[Saved data entries]
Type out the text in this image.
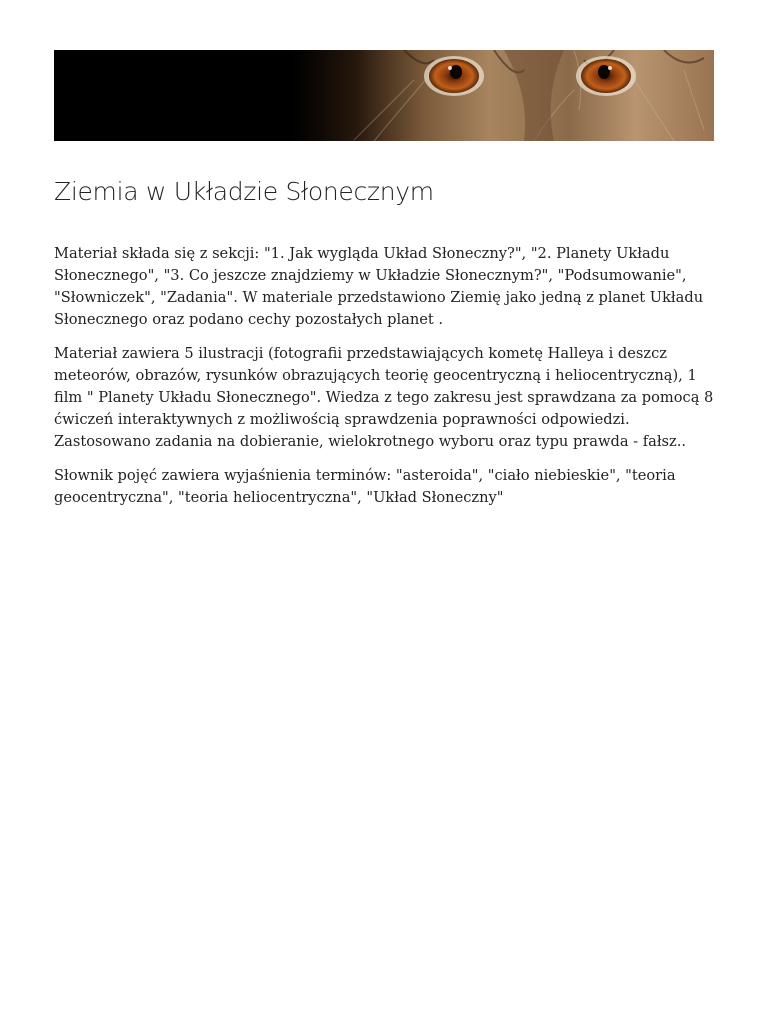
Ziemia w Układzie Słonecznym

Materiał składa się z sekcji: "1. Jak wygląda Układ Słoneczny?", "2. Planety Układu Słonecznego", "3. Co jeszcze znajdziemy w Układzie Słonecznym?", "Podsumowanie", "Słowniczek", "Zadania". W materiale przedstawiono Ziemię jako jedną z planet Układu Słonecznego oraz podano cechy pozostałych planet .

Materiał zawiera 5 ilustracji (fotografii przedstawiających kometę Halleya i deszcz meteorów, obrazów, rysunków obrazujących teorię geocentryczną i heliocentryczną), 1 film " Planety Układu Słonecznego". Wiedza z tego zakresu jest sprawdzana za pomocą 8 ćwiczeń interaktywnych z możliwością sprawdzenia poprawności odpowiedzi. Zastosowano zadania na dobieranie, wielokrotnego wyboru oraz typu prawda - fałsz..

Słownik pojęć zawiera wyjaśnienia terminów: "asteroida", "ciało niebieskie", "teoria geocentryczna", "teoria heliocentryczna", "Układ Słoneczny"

**Written task**
Report only the count of lines that include the string "Układzie".

**Answer below**
2